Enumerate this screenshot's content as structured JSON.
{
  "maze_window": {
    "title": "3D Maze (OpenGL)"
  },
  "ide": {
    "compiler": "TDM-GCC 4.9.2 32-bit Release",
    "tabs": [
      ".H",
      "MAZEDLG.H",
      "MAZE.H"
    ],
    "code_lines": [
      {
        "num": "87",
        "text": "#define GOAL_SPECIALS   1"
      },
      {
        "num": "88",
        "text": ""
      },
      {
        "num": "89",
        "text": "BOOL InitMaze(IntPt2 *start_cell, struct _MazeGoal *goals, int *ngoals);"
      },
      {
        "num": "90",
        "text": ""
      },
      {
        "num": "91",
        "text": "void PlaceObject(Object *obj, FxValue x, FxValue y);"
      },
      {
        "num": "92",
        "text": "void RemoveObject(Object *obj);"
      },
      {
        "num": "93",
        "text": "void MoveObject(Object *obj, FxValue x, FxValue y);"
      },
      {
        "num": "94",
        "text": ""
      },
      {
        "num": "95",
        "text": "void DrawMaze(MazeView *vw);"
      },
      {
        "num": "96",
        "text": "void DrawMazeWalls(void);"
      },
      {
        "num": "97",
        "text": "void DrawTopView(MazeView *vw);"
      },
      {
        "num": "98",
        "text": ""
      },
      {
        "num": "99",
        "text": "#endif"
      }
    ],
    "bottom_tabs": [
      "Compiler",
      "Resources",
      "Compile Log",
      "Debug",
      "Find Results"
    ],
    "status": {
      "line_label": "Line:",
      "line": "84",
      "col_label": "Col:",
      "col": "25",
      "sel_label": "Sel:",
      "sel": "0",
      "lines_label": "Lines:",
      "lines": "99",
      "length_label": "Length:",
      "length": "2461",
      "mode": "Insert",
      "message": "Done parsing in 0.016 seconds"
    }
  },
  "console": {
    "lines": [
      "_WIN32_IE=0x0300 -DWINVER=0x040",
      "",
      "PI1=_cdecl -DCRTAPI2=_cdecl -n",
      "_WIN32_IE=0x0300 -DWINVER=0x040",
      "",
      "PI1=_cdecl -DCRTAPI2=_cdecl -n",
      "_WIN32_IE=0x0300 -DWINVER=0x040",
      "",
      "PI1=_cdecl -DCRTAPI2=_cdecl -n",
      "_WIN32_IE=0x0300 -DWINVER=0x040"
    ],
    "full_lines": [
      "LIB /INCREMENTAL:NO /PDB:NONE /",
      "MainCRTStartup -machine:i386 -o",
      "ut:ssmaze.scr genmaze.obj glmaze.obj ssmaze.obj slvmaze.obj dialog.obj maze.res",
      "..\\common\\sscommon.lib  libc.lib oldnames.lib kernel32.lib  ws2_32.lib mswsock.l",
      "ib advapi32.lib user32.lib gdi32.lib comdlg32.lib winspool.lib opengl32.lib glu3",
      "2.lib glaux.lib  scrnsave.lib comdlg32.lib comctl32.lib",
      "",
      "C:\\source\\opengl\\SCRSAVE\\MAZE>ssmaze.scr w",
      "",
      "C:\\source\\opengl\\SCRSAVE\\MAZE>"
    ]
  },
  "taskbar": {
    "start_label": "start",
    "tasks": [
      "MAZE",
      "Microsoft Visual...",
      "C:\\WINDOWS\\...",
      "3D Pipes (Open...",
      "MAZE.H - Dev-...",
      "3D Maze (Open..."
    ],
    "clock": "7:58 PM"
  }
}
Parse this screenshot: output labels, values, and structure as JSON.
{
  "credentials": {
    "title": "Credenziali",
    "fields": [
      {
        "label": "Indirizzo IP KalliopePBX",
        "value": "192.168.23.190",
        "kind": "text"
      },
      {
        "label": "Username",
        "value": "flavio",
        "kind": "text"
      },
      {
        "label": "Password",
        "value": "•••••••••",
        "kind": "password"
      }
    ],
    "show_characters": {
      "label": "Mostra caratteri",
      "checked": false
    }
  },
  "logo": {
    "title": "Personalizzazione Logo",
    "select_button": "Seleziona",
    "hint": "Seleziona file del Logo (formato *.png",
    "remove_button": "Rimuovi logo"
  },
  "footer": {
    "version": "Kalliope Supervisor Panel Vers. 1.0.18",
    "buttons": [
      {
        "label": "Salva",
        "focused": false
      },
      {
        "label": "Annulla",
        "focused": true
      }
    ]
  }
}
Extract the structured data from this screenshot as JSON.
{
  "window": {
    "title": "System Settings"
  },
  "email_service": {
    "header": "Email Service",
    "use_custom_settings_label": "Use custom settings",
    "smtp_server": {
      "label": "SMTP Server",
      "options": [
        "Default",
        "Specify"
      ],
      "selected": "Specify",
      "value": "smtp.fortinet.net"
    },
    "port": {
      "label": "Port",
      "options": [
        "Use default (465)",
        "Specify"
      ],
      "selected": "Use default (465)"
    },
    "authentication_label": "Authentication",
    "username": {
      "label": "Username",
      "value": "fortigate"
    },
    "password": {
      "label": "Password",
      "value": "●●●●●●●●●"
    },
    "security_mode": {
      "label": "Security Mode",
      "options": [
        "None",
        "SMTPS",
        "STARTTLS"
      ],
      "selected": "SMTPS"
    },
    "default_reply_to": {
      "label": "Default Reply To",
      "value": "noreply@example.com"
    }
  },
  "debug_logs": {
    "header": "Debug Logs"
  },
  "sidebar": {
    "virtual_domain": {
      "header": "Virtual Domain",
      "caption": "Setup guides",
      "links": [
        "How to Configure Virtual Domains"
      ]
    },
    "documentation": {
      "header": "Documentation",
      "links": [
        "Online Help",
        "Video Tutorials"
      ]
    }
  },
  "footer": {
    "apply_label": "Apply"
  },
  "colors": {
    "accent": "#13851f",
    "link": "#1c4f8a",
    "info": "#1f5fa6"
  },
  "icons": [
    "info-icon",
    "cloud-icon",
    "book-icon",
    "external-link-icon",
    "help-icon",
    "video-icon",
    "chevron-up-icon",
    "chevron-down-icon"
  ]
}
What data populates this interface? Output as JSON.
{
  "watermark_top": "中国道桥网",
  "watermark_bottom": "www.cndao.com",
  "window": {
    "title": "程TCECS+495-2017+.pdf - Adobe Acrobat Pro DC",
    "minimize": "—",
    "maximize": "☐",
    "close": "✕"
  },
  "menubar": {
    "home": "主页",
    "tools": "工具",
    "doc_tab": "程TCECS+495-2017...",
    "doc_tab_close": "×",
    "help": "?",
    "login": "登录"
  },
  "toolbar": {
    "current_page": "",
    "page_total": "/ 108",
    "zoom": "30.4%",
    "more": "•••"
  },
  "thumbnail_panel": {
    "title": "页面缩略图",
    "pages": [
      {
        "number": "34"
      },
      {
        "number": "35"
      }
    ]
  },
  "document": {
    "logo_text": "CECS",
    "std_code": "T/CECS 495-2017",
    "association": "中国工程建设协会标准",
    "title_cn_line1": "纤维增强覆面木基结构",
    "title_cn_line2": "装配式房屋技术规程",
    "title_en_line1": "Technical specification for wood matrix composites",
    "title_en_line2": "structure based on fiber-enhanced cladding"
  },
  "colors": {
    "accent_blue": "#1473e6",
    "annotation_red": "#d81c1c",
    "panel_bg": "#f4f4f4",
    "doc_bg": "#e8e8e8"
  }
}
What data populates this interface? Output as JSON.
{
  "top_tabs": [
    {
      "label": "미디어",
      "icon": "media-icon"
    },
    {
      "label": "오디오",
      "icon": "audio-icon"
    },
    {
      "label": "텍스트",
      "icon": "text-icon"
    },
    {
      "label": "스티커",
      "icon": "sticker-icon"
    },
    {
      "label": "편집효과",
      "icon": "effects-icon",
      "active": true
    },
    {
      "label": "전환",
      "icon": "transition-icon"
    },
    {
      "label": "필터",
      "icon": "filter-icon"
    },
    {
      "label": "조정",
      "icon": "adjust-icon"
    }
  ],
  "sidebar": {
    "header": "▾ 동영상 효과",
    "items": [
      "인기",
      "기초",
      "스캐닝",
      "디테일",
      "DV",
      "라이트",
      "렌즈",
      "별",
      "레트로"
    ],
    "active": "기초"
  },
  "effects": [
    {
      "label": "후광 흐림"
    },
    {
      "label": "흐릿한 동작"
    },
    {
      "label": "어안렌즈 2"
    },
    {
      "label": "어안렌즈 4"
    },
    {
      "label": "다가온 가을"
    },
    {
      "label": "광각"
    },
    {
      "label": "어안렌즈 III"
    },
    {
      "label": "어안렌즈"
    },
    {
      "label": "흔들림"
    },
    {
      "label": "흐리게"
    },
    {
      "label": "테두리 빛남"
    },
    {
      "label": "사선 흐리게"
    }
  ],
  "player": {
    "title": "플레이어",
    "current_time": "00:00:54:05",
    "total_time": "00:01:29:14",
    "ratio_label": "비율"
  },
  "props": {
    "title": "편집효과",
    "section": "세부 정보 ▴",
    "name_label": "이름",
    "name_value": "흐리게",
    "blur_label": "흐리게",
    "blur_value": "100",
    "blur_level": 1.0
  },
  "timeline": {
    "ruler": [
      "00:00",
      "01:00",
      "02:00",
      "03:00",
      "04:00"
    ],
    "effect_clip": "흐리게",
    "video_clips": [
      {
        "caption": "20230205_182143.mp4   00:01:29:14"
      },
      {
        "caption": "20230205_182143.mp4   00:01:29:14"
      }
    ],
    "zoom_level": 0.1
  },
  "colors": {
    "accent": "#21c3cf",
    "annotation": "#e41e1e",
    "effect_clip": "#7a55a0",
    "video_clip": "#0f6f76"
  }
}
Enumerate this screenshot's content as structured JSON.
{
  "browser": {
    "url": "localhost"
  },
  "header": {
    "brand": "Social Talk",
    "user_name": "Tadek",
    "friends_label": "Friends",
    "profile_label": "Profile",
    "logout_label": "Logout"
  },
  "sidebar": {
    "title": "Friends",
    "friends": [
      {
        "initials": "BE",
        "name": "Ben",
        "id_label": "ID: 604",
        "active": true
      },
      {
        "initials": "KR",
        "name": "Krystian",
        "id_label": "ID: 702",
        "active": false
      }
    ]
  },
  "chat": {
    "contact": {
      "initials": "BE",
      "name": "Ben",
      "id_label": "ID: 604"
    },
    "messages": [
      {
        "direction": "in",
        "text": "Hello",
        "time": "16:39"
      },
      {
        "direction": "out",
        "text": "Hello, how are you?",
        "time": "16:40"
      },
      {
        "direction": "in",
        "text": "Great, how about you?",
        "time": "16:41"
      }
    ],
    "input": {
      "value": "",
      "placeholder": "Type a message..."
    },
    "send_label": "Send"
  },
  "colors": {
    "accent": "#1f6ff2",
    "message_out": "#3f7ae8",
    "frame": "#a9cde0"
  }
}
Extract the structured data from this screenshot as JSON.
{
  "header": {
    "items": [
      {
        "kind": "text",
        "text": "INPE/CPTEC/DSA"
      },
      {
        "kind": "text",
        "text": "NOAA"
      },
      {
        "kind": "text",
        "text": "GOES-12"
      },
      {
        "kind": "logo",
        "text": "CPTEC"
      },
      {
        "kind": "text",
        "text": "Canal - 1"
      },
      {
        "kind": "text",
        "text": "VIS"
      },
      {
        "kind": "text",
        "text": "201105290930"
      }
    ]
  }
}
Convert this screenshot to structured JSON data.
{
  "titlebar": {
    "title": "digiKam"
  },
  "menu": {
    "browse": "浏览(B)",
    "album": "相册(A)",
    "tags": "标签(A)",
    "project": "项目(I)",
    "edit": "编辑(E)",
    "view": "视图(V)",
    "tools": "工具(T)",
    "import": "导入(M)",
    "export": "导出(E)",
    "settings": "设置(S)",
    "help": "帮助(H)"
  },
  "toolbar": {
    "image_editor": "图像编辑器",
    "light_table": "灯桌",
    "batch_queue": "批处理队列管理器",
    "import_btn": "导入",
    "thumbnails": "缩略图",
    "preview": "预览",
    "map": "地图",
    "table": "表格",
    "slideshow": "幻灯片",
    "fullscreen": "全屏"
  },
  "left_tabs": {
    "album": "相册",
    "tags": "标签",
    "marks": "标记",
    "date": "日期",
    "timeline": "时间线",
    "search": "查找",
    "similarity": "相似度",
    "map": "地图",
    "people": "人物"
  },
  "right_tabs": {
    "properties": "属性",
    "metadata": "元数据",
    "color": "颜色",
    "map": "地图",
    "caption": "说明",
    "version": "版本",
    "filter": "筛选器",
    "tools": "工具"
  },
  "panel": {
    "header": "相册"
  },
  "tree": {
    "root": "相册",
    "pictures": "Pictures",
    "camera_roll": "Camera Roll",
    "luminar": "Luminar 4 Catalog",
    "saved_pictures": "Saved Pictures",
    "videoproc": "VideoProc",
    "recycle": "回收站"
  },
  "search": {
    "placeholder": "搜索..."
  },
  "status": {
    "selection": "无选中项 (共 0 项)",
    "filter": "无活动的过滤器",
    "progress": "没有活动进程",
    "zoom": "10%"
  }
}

● ● ● ● ● ● ●

Show, from the material above, each line that includes the string "placeholder".

      "placeholder": "Type a message..."
    "placeholder": "搜索..."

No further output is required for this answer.